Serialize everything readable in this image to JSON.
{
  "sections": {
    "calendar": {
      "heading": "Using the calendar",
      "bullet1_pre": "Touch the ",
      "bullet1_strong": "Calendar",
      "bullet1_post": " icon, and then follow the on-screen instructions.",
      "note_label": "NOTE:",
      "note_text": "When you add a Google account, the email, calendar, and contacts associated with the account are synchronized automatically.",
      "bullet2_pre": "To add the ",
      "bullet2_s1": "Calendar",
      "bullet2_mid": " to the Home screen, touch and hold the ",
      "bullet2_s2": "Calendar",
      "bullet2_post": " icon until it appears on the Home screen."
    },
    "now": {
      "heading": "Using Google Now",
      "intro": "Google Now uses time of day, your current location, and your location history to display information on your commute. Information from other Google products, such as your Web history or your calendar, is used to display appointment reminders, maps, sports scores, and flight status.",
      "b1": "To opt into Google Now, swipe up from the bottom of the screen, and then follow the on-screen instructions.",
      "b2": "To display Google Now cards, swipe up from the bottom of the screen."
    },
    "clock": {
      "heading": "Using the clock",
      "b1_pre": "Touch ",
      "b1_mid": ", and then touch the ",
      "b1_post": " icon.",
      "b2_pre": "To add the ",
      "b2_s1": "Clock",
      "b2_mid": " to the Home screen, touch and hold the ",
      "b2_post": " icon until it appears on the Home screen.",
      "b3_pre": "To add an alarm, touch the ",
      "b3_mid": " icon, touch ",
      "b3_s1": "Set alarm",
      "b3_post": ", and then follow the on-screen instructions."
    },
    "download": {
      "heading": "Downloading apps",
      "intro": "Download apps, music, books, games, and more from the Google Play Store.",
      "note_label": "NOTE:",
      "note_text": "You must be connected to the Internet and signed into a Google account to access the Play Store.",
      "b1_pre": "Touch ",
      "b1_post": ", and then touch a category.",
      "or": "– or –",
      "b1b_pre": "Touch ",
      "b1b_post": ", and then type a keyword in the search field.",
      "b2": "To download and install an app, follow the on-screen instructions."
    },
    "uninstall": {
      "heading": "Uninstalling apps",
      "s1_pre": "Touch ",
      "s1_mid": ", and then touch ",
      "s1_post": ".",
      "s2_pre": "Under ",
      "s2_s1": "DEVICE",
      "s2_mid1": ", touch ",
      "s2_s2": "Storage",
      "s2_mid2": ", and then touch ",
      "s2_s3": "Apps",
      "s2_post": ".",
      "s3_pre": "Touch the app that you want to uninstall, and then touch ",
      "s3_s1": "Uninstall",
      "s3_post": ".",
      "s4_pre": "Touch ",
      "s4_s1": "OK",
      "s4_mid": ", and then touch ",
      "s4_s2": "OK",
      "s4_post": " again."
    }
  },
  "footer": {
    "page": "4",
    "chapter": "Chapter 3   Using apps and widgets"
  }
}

*SHORT TASK:*
Write the entire listing out again, word for word.

*THE OUTPUT:*
Serialize everything readable in this image to JSON.
{
  "sections": {
    "calendar": {
      "heading": "Using the calendar",
      "bullet1_pre": "Touch the ",
      "bullet1_strong": "Calendar",
      "bullet1_post": " icon, and then follow the on-screen instructions.",
      "note_label": "NOTE:",
      "note_text": "When you add a Google account, the email, calendar, and contacts associated with the account are synchronized automatically.",
      "bullet2_pre": "To add the ",
      "bullet2_s1": "Calendar",
      "bullet2_mid": " to the Home screen, touch and hold the ",
      "bullet2_s2": "Calendar",
      "bullet2_post": " icon until it appears on the Home screen."
    },
    "now": {
      "heading": "Using Google Now",
      "intro": "Google Now uses time of day, your current location, and your location history to display information on your commute. Information from other Google products, such as your Web history or your calendar, is used to display appointment reminders, maps, sports scores, and flight status.",
      "b1": "To opt into Google Now, swipe up from the bottom of the screen, and then follow the on-screen instructions.",
      "b2": "To display Google Now cards, swipe up from the bottom of the screen."
    },
    "clock": {
      "heading": "Using the clock",
      "b1_pre": "Touch ",
      "b1_mid": ", and then touch the ",
      "b1_post": " icon.",
      "b2_pre": "To add the ",
      "b2_s1": "Clock",
      "b2_mid": " to the Home screen, touch and hold the ",
      "b2_post": " icon until it appears on the Home screen.",
      "b3_pre": "To add an alarm, touch the ",
      "b3_mid": " icon, touch ",
      "b3_s1": "Set alarm",
      "b3_post": ", and then follow the on-screen instructions."
    },
    "download": {
      "heading": "Downloading apps",
      "intro": "Download apps, music, books, games, and more from the Google Play Store.",
      "note_label": "NOTE:",
      "note_text": "You must be connected to the Internet and signed into a Google account to access the Play Store.",
      "b1_pre": "Touch ",
      "b1_post": ", and then touch a category.",
      "or": "– or –",
      "b1b_pre": "Touch ",
      "b1b_post": ", and then type a keyword in the search field.",
      "b2": "To download and install an app, follow the on-screen instructions."
    },
    "uninstall": {
      "heading": "Uninstalling apps",
      "s1_pre": "Touch ",
      "s1_mid": ", and then touch ",
      "s1_post": ".",
      "s2_pre": "Under ",
      "s2_s1": "DEVICE",
      "s2_mid1": ", touch ",
      "s2_s2": "Storage",
      "s2_mid2": ", and then touch ",
      "s2_s3": "Apps",
      "s2_post": ".",
      "s3_pre": "Touch the app that you want to uninstall, and then touch ",
      "s3_s1": "Uninstall",
      "s3_post": ".",
      "s4_pre": "Touch ",
      "s4_s1": "OK",
      "s4_mid": ", and then touch ",
      "s4_s2": "OK",
      "s4_post": " again."
    }
  },
  "footer": {
    "page": "4",
    "chapter": "Chapter 3   Using apps and widgets"
  }
}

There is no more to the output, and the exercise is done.